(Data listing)
------------------------------------------------------------

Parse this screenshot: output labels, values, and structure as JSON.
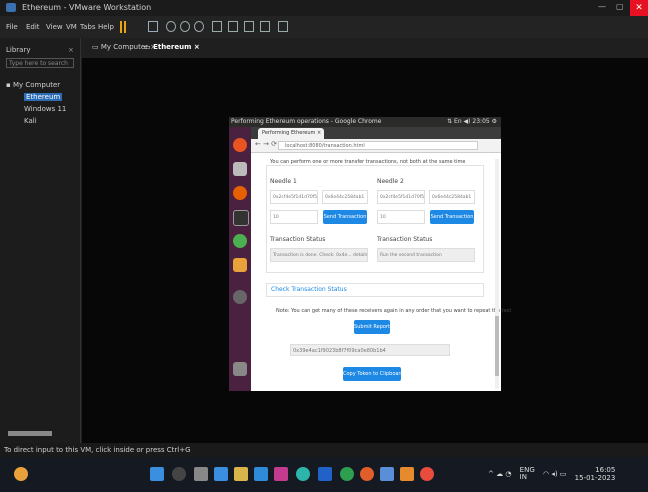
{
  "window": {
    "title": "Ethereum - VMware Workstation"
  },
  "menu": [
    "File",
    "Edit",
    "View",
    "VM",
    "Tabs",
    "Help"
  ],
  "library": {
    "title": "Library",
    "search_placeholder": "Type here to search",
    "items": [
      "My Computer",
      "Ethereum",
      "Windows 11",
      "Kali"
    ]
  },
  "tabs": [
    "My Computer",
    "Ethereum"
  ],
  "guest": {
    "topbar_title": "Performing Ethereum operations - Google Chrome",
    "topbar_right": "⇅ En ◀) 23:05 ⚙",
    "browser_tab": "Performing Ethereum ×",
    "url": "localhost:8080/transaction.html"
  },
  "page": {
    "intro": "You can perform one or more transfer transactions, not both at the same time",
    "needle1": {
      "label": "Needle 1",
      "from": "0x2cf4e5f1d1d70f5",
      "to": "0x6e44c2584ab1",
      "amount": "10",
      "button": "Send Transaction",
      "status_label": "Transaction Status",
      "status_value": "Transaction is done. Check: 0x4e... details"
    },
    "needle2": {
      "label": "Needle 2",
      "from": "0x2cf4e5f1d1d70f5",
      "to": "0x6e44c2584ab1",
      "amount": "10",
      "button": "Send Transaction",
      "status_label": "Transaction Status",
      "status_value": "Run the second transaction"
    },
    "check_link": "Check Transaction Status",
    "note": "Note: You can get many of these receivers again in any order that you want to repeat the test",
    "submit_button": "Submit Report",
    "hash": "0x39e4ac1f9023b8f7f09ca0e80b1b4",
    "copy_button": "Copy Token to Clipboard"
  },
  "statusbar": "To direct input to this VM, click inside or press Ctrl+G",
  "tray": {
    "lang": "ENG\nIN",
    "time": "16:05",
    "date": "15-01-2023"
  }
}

------------------------------------------------------------

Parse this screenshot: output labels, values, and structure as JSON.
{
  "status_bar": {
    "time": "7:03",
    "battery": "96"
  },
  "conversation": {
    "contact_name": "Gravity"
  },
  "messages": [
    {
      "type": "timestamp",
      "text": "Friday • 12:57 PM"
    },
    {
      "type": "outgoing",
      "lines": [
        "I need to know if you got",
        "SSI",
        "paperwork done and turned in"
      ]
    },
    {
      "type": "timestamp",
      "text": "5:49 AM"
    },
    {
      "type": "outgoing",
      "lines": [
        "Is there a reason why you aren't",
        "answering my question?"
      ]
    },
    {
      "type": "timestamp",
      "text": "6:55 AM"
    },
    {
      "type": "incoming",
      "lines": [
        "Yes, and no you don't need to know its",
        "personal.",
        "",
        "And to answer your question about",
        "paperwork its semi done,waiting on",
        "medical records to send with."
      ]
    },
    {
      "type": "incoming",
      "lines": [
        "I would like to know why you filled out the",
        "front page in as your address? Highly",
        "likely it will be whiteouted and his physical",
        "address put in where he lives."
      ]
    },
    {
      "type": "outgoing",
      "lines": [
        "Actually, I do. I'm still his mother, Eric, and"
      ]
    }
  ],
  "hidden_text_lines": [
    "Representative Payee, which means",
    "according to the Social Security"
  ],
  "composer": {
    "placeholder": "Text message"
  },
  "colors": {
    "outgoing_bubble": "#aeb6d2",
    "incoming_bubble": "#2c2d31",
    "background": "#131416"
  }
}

------------------------------------------------------------

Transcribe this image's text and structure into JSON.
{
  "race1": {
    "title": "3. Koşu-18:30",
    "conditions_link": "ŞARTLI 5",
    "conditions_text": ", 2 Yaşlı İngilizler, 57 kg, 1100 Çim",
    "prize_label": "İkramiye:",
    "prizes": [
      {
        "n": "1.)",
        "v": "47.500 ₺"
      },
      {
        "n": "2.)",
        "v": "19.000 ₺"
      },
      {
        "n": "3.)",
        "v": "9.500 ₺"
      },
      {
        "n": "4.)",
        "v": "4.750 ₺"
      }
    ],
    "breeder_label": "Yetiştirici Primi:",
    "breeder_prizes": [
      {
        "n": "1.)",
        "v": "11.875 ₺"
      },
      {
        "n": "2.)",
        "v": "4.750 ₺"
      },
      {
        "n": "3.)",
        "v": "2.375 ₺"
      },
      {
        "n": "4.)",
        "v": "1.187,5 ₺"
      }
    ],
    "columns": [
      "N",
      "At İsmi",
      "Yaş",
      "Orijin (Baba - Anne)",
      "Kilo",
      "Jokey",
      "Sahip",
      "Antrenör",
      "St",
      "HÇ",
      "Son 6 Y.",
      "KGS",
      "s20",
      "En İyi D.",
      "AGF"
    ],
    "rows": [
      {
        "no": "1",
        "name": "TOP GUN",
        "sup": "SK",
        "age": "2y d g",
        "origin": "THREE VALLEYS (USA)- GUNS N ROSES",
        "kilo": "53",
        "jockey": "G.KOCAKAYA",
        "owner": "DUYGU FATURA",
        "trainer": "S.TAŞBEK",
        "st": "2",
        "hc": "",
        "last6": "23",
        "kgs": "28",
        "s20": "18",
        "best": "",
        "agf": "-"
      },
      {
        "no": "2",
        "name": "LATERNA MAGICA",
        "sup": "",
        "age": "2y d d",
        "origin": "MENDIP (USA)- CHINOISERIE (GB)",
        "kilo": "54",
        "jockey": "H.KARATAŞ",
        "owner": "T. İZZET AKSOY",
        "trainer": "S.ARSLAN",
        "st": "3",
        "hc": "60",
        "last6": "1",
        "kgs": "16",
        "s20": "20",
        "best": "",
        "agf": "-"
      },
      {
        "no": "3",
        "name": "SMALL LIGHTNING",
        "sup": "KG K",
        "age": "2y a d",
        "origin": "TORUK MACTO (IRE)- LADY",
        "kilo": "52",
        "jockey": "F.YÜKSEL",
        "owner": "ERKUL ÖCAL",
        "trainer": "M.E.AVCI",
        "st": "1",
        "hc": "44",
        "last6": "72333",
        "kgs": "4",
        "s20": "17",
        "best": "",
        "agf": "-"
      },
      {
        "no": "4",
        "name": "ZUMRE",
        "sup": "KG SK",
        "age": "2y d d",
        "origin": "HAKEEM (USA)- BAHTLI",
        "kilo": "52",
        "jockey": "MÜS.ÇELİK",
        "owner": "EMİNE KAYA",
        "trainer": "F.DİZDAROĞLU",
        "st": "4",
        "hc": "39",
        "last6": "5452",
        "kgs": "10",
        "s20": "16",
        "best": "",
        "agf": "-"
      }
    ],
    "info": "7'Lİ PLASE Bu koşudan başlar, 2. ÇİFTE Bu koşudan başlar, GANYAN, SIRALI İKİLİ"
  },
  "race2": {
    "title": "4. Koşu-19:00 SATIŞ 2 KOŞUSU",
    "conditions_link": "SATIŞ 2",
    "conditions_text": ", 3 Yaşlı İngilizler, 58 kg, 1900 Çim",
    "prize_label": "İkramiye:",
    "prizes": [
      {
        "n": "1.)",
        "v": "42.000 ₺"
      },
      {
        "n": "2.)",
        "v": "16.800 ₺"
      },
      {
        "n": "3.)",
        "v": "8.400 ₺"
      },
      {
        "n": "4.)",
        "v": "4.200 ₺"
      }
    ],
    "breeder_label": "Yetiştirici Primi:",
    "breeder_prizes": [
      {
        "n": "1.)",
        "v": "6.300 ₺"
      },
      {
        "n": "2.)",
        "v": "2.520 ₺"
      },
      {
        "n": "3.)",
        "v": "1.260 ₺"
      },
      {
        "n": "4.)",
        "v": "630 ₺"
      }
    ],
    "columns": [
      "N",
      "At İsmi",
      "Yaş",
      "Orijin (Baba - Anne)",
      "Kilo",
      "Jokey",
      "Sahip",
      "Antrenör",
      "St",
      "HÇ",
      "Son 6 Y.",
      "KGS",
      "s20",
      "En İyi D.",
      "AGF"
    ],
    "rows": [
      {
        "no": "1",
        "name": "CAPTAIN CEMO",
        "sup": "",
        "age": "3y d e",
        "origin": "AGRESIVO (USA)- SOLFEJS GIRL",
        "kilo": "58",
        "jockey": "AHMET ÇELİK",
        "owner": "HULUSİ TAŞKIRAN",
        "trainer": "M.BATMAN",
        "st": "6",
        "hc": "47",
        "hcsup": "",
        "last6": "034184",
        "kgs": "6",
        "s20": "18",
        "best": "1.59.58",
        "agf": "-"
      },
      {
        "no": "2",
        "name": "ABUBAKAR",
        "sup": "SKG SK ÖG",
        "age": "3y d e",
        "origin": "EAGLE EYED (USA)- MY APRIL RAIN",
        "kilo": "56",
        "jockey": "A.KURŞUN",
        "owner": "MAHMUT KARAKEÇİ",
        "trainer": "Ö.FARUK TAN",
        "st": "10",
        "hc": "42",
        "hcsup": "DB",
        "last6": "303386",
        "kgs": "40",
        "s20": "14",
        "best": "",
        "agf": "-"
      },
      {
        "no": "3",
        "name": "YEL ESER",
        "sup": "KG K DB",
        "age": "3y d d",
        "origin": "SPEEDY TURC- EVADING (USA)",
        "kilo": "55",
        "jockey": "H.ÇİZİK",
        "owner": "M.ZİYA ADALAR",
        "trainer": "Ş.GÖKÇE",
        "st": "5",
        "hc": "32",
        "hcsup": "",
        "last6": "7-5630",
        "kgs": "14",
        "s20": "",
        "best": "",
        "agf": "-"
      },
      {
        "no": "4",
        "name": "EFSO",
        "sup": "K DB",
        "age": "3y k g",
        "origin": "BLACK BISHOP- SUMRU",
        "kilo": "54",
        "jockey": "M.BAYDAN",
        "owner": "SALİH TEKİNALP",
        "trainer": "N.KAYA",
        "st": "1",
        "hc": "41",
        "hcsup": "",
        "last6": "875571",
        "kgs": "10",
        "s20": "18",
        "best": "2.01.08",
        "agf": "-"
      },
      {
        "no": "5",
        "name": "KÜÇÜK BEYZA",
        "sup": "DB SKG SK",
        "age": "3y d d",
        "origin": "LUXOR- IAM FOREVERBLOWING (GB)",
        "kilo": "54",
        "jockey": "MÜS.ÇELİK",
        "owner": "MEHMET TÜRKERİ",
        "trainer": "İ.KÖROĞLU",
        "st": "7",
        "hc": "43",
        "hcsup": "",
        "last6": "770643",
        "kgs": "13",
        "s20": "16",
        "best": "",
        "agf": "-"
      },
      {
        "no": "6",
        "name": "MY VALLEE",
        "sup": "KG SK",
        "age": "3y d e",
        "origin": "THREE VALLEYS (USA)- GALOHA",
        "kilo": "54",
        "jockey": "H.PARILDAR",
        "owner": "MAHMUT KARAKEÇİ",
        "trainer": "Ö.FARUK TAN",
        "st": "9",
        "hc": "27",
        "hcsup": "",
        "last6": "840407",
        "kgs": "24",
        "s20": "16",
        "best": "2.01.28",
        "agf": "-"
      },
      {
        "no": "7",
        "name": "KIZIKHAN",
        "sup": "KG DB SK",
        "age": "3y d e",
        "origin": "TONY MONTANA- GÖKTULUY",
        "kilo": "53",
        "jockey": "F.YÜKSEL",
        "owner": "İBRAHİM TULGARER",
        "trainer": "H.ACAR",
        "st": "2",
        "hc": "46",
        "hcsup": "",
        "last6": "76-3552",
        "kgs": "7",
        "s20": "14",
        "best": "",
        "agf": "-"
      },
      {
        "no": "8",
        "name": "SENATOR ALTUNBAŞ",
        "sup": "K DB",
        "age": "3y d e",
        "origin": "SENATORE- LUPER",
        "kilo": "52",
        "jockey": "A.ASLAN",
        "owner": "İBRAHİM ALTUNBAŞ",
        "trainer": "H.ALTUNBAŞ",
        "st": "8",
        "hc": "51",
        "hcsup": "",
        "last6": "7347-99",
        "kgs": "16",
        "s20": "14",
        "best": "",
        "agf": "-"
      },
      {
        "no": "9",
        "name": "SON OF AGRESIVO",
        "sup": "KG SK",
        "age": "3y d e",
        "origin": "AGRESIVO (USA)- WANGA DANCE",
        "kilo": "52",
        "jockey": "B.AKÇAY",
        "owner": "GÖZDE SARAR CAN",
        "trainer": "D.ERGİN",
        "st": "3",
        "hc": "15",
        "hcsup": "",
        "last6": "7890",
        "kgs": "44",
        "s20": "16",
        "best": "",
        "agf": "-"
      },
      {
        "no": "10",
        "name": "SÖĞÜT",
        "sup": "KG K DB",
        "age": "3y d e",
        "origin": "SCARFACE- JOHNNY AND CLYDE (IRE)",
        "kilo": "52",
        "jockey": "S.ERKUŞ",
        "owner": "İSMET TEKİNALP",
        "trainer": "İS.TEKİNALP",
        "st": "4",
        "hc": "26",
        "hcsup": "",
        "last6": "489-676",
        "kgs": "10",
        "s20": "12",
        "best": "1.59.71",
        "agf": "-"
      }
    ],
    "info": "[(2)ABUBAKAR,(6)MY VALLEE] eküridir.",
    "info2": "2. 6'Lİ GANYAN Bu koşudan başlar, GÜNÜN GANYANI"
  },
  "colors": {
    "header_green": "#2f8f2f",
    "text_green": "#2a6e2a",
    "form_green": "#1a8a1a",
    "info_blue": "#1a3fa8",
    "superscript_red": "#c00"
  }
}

------------------------------------------------------------

**Exercise prompt**
Scan the material above. Copy each line where "page" occurs.

**Written response**
  "page": {
        "front page in as your address? Highly",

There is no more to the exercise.